[PROBLEM REQUIREMENTS]: Count, in the entries, the lines with "bottles". Answer with the number only.

[DATA PROVIDED]:
☆ ☆ ☆

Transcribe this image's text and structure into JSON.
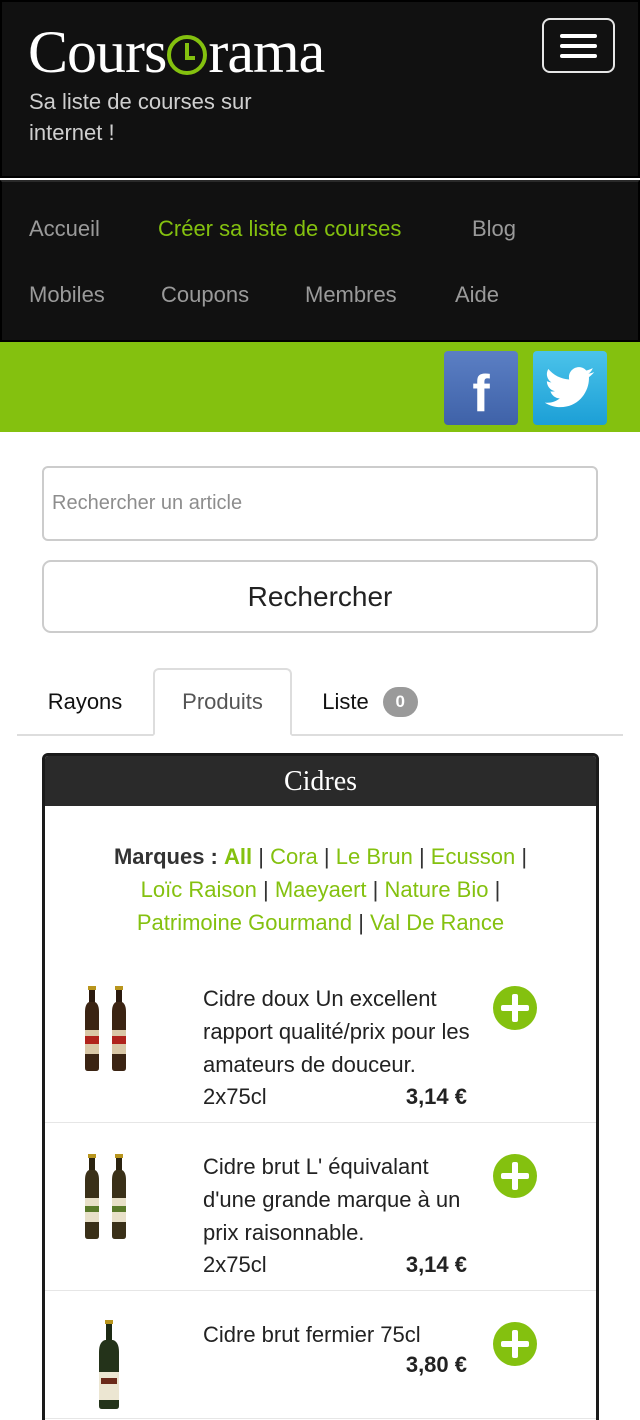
{
  "header": {
    "logo_part1": "Cours",
    "logo_part2": "rama",
    "tagline": "Sa liste de courses sur internet !"
  },
  "nav": {
    "items": [
      {
        "label": "Accueil",
        "active": false
      },
      {
        "label": "Créer sa liste de courses",
        "active": true
      },
      {
        "label": "Blog",
        "active": false
      },
      {
        "label": "Mobiles",
        "active": false
      },
      {
        "label": "Coupons",
        "active": false
      },
      {
        "label": "Membres",
        "active": false
      },
      {
        "label": "Aide",
        "active": false
      }
    ]
  },
  "social": {
    "facebook_letter": "f",
    "facebook_icon": "facebook-icon",
    "twitter_icon": "twitter-bird-icon"
  },
  "search": {
    "placeholder": "Rechercher un article",
    "value": "",
    "button_label": "Rechercher"
  },
  "tabs": [
    {
      "label": "Rayons",
      "active": false
    },
    {
      "label": "Produits",
      "active": true
    },
    {
      "label": "Liste",
      "active": false,
      "badge": "0"
    }
  ],
  "panel": {
    "title": "Cidres",
    "brands_label": "Marques :",
    "brands": [
      "All",
      "Cora",
      "Le Brun",
      "Ecusson",
      "Loïc Raison",
      "Maeyaert",
      "Nature Bio",
      "Patrimoine Gourmand",
      "Val De Rance"
    ],
    "products": [
      {
        "description": "Cidre doux Un excellent rapport qualité/prix pour les amateurs de douceur.",
        "size": "2x75cl",
        "price": "3,14 €",
        "image": "two-cider-bottles-red-label"
      },
      {
        "description": "Cidre brut L' équivalant d'une grande marque à un prix raisonnable.",
        "size": "2x75cl",
        "price": "3,14 €",
        "image": "two-cider-bottles-white-label"
      },
      {
        "description": "Cidre brut fermier 75cl",
        "size": "",
        "price": "3,80 €",
        "image": "single-cider-bottle"
      }
    ]
  },
  "colors": {
    "accent": "#84c10f",
    "header_bg": "#111111",
    "facebook": "#4a6db7",
    "twitter": "#2bb0e2"
  }
}
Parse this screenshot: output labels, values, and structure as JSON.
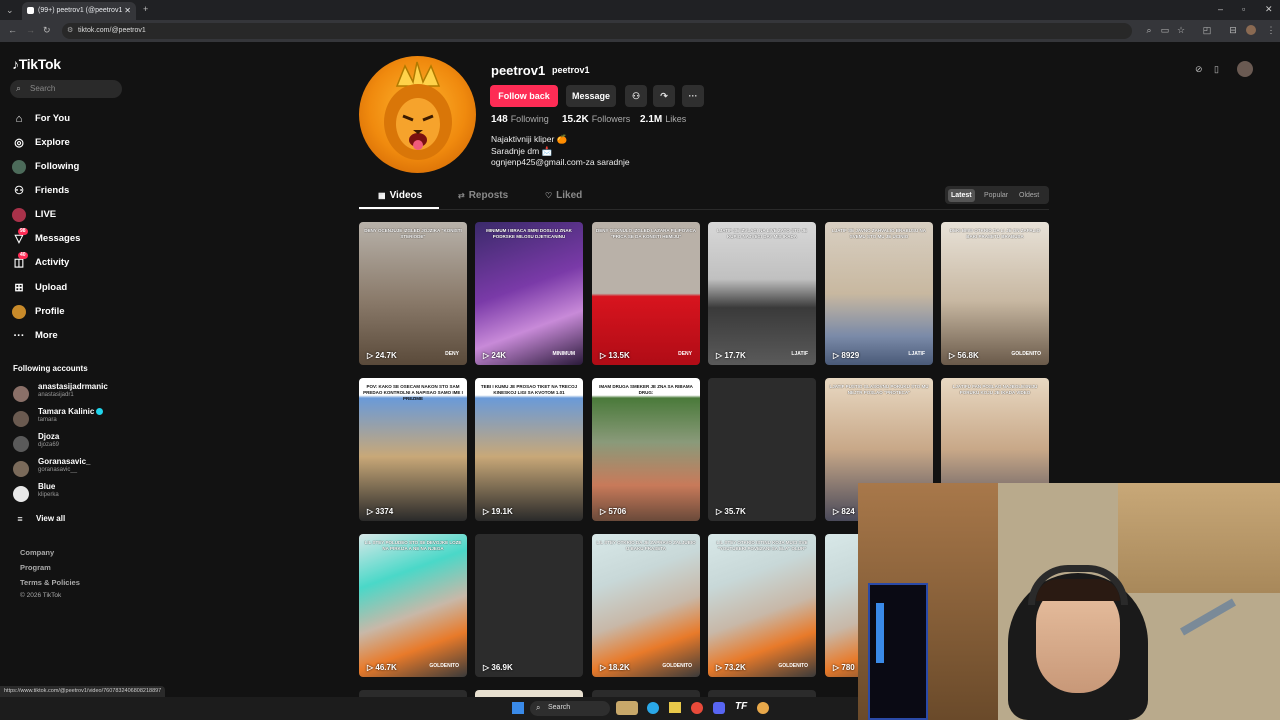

☆ ☆ ☆

[ANSWER FOR THE TASK]: 2